EXERCISE DETAILS:
Below is a block of records; return all of them exactly, but without the images.

--- INFORMATION SUPPLIED ---

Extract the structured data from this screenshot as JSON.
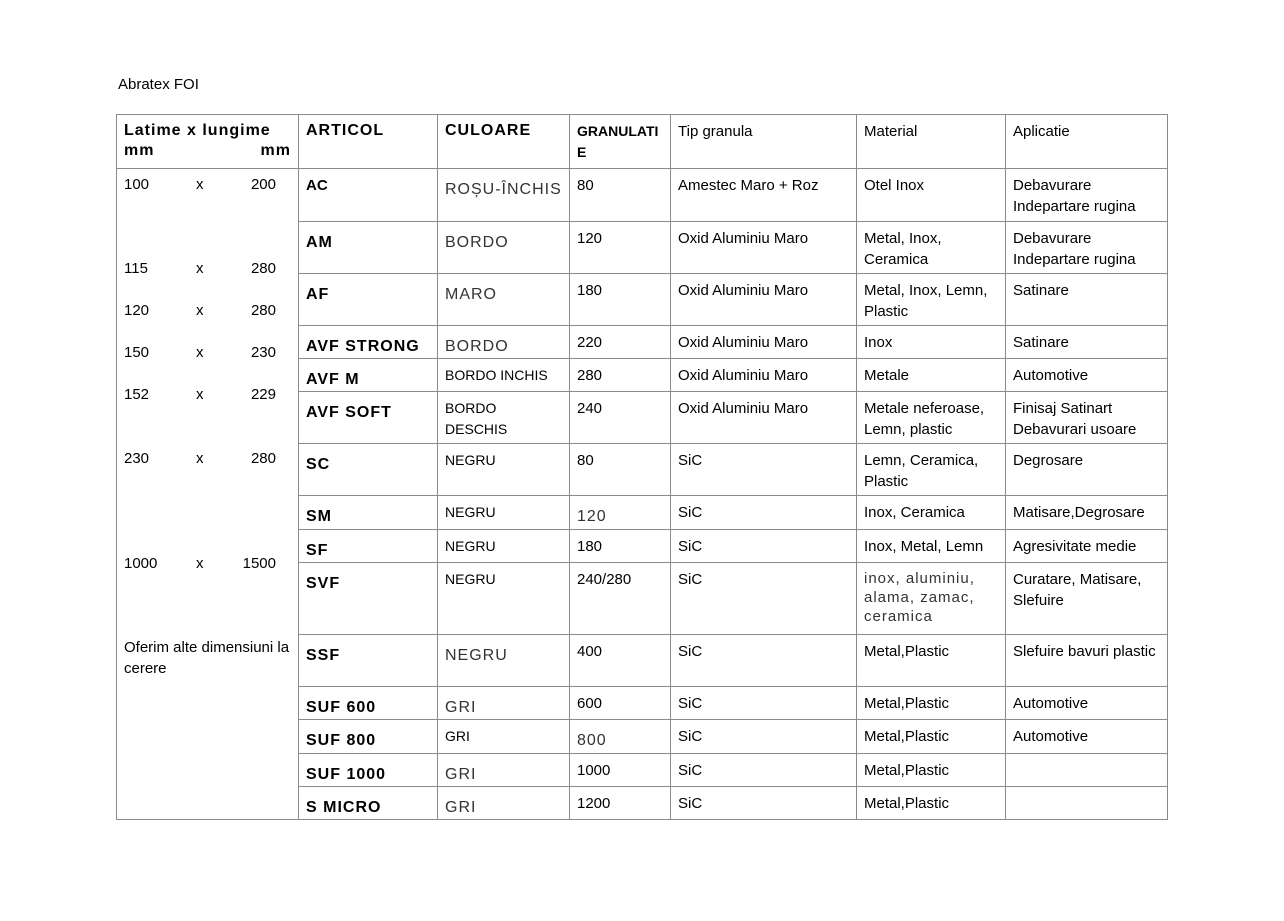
{
  "title": "Abratex FOI",
  "headers": {
    "dimensions": [
      "Latime x lungime",
      "mm",
      "mm"
    ],
    "articol": "ARTICOL",
    "culoare": "CULOARE",
    "granulatie": "GRANULATIE",
    "tip_granula": "Tip granula",
    "material": "Material",
    "aplicatie": "Aplicatie"
  },
  "sizes": [
    {
      "w": "100",
      "x": "x",
      "l": "200"
    },
    {
      "w": "115",
      "x": "x",
      "l": "280"
    },
    {
      "w": "120",
      "x": "x",
      "l": "280"
    },
    {
      "w": "150",
      "x": "x",
      "l": "230"
    },
    {
      "w": "152",
      "x": "x",
      "l": "229"
    },
    {
      "w": "230",
      "x": "x",
      "l": "280"
    },
    {
      "w": "1000",
      "x": "x",
      "l": "1500"
    }
  ],
  "note": "Oferim alte dimensiuni la cerere",
  "rows": [
    {
      "articol": "AC",
      "culoare": "ROȘU-ÎNCHIS",
      "granulatie": "80",
      "tip": "Amestec Maro + Roz",
      "material": "Otel Inox",
      "aplicatie": "Debavurare Indepartare rugina"
    },
    {
      "articol": "AM",
      "culoare": "BORDO",
      "granulatie": "120",
      "tip": "Oxid Aluminiu Maro",
      "material": "Metal, Inox, Ceramica",
      "aplicatie": "Debavurare Indepartare rugina"
    },
    {
      "articol": "AF",
      "culoare": "MARO",
      "granulatie": "180",
      "tip": "Oxid Aluminiu Maro",
      "material": "Metal, Inox, Lemn, Plastic",
      "aplicatie": "Satinare"
    },
    {
      "articol": "AVF STRONG",
      "culoare": "BORDO",
      "granulatie": "220",
      "tip": "Oxid Aluminiu Maro",
      "material": "Inox",
      "aplicatie": "Satinare"
    },
    {
      "articol": "AVF M",
      "culoare": "BORDO INCHIS",
      "granulatie": "280",
      "tip": "Oxid Aluminiu Maro",
      "material": "Metale",
      "aplicatie": "Automotive"
    },
    {
      "articol": "AVF SOFT",
      "culoare": "BORDO DESCHIS",
      "granulatie": "240",
      "tip": "Oxid Aluminiu Maro",
      "material": "Metale neferoase, Lemn, plastic",
      "aplicatie": "Finisaj Satinart Debavurari usoare"
    },
    {
      "articol": "SC",
      "culoare": "NEGRU",
      "granulatie": "80",
      "tip": "SiC",
      "material": "Lemn, Ceramica, Plastic",
      "aplicatie": "Degrosare"
    },
    {
      "articol": "SM",
      "culoare": "NEGRU",
      "granulatie": "120",
      "tip": "SiC",
      "material": "Inox, Ceramica",
      "aplicatie": "Matisare,Degrosare"
    },
    {
      "articol": "SF",
      "culoare": "NEGRU",
      "granulatie": "180",
      "tip": "SiC",
      "material": "Inox, Metal,  Lemn",
      "aplicatie": "Agresivitate medie"
    },
    {
      "articol": "SVF",
      "culoare": "NEGRU",
      "granulatie": "240/280",
      "tip": "SiC",
      "material": "inox, aluminiu, alama, zamac, ceramica",
      "aplicatie": "Curatare, Matisare, Slefuire"
    },
    {
      "articol": "SSF",
      "culoare": "NEGRU",
      "granulatie": "400",
      "tip": "SiC",
      "material": "Metal,Plastic",
      "aplicatie": "Slefuire bavuri plastic"
    },
    {
      "articol": "SUF 600",
      "culoare": "GRI",
      "granulatie": "600",
      "tip": "SiC",
      "material": "Metal,Plastic",
      "aplicatie": "Automotive"
    },
    {
      "articol": "SUF 800",
      "culoare": "GRI",
      "granulatie": "800",
      "tip": "SiC",
      "material": "Metal,Plastic",
      "aplicatie": "Automotive"
    },
    {
      "articol": "SUF 1000",
      "culoare": "GRI",
      "granulatie": "1000",
      "tip": "SiC",
      "material": "Metal,Plastic",
      "aplicatie": ""
    },
    {
      "articol": "S MICRO",
      "culoare": "GRI",
      "granulatie": "1200",
      "tip": "SiC",
      "material": "Metal,Plastic",
      "aplicatie": ""
    }
  ]
}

---

THE RESULT:
Extract the structured data from this screenshot as JSON.
{
  "title": "Abratex FOI",
  "headers": {
    "dimensions": [
      "Latime x lungime",
      "mm",
      "mm"
    ],
    "articol": "ARTICOL",
    "culoare": "CULOARE",
    "granulatie": "GRANULATIE",
    "tip_granula": "Tip granula",
    "material": "Material",
    "aplicatie": "Aplicatie"
  },
  "sizes": [
    {
      "w": "100",
      "x": "x",
      "l": "200"
    },
    {
      "w": "115",
      "x": "x",
      "l": "280"
    },
    {
      "w": "120",
      "x": "x",
      "l": "280"
    },
    {
      "w": "150",
      "x": "x",
      "l": "230"
    },
    {
      "w": "152",
      "x": "x",
      "l": "229"
    },
    {
      "w": "230",
      "x": "x",
      "l": "280"
    },
    {
      "w": "1000",
      "x": "x",
      "l": "1500"
    }
  ],
  "note": "Oferim alte dimensiuni la cerere",
  "rows": [
    {
      "articol": "AC",
      "culoare": "ROȘU-ÎNCHIS",
      "granulatie": "80",
      "tip": "Amestec Maro + Roz",
      "material": "Otel Inox",
      "aplicatie": "Debavurare Indepartare rugina"
    },
    {
      "articol": "AM",
      "culoare": "BORDO",
      "granulatie": "120",
      "tip": "Oxid Aluminiu Maro",
      "material": "Metal, Inox, Ceramica",
      "aplicatie": "Debavurare Indepartare rugina"
    },
    {
      "articol": "AF",
      "culoare": "MARO",
      "granulatie": "180",
      "tip": "Oxid Aluminiu Maro",
      "material": "Metal, Inox, Lemn, Plastic",
      "aplicatie": "Satinare"
    },
    {
      "articol": "AVF STRONG",
      "culoare": "BORDO",
      "granulatie": "220",
      "tip": "Oxid Aluminiu Maro",
      "material": "Inox",
      "aplicatie": "Satinare"
    },
    {
      "articol": "AVF M",
      "culoare": "BORDO INCHIS",
      "granulatie": "280",
      "tip": "Oxid Aluminiu Maro",
      "material": "Metale",
      "aplicatie": "Automotive"
    },
    {
      "articol": "AVF SOFT",
      "culoare": "BORDO DESCHIS",
      "granulatie": "240",
      "tip": "Oxid Aluminiu Maro",
      "material": "Metale neferoase, Lemn, plastic",
      "aplicatie": "Finisaj Satinart Debavurari usoare"
    },
    {
      "articol": "SC",
      "culoare": "NEGRU",
      "granulatie": "80",
      "tip": "SiC",
      "material": "Lemn, Ceramica, Plastic",
      "aplicatie": "Degrosare"
    },
    {
      "articol": "SM",
      "culoare": "NEGRU",
      "granulatie": "120",
      "tip": "SiC",
      "material": "Inox, Ceramica",
      "aplicatie": "Matisare,Degrosare"
    },
    {
      "articol": "SF",
      "culoare": "NEGRU",
      "granulatie": "180",
      "tip": "SiC",
      "material": "Inox, Metal,  Lemn",
      "aplicatie": "Agresivitate medie"
    },
    {
      "articol": "SVF",
      "culoare": "NEGRU",
      "granulatie": "240/280",
      "tip": "SiC",
      "material": "inox, aluminiu, alama, zamac, ceramica",
      "aplicatie": "Curatare, Matisare, Slefuire"
    },
    {
      "articol": "SSF",
      "culoare": "NEGRU",
      "granulatie": "400",
      "tip": "SiC",
      "material": "Metal,Plastic",
      "aplicatie": "Slefuire bavuri plastic"
    },
    {
      "articol": "SUF 600",
      "culoare": "GRI",
      "granulatie": "600",
      "tip": "SiC",
      "material": "Metal,Plastic",
      "aplicatie": "Automotive"
    },
    {
      "articol": "SUF 800",
      "culoare": "GRI",
      "granulatie": "800",
      "tip": "SiC",
      "material": "Metal,Plastic",
      "aplicatie": "Automotive"
    },
    {
      "articol": "SUF 1000",
      "culoare": "GRI",
      "granulatie": "1000",
      "tip": "SiC",
      "material": "Metal,Plastic",
      "aplicatie": ""
    },
    {
      "articol": "S MICRO",
      "culoare": "GRI",
      "granulatie": "1200",
      "tip": "SiC",
      "material": "Metal,Plastic",
      "aplicatie": ""
    }
  ]
}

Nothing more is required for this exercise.